**Task brief**
Leaving out the images, reproduce every line of the data that follows exactly.

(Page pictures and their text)
+ + + +
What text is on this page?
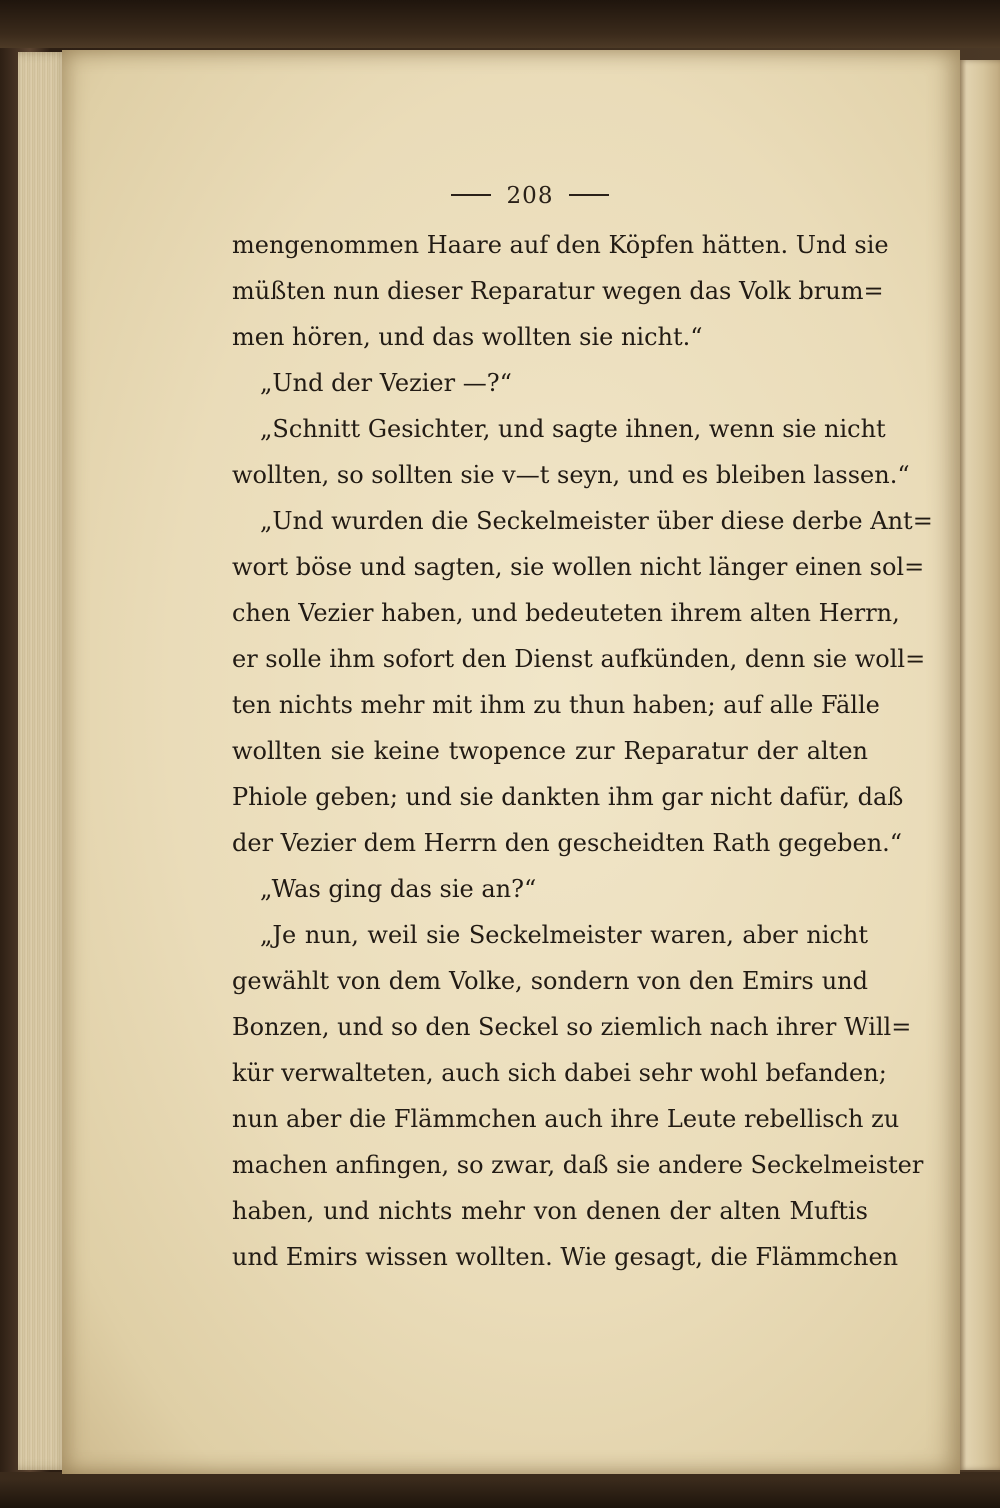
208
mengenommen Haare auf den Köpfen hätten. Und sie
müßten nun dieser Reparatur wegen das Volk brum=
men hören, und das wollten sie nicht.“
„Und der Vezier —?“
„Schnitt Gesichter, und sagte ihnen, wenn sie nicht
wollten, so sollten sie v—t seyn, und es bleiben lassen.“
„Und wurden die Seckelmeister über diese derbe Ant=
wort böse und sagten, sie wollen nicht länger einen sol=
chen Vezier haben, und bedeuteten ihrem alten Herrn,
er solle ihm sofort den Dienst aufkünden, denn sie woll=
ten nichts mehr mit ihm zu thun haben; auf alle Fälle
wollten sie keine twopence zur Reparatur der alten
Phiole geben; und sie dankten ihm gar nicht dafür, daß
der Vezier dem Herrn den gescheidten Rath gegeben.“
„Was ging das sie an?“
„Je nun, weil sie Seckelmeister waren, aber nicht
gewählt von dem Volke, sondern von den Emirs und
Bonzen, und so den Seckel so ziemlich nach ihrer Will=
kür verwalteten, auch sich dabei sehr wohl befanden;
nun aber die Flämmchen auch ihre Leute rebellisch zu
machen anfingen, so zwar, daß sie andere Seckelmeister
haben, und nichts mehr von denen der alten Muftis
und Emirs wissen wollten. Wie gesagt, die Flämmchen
+ + + +
**Response to the task**
What text is on this page?
208
mengenommen Haare auf den Köpfen hätten. Und sie
müßten nun dieser Reparatur wegen das Volk brum=
men hören, und das wollten sie nicht.“
„Und der Vezier —?“
„Schnitt Gesichter, und sagte ihnen, wenn sie nicht
wollten, so sollten sie v—t seyn, und es bleiben lassen.“
„Und wurden die Seckelmeister über diese derbe Ant=
wort böse und sagten, sie wollen nicht länger einen sol=
chen Vezier haben, und bedeuteten ihrem alten Herrn,
er solle ihm sofort den Dienst aufkünden, denn sie woll=
ten nichts mehr mit ihm zu thun haben; auf alle Fälle
wollten sie keine twopence zur Reparatur der alten
Phiole geben; und sie dankten ihm gar nicht dafür, daß
der Vezier dem Herrn den gescheidten Rath gegeben.“
„Was ging das sie an?“
„Je nun, weil sie Seckelmeister waren, aber nicht
gewählt von dem Volke, sondern von den Emirs und
Bonzen, und so den Seckel so ziemlich nach ihrer Will=
kür verwalteten, auch sich dabei sehr wohl befanden;
nun aber die Flämmchen auch ihre Leute rebellisch zu
machen anfingen, so zwar, daß sie andere Seckelmeister
haben, und nichts mehr von denen der alten Muftis
und Emirs wissen wollten. Wie gesagt, die Flämmchen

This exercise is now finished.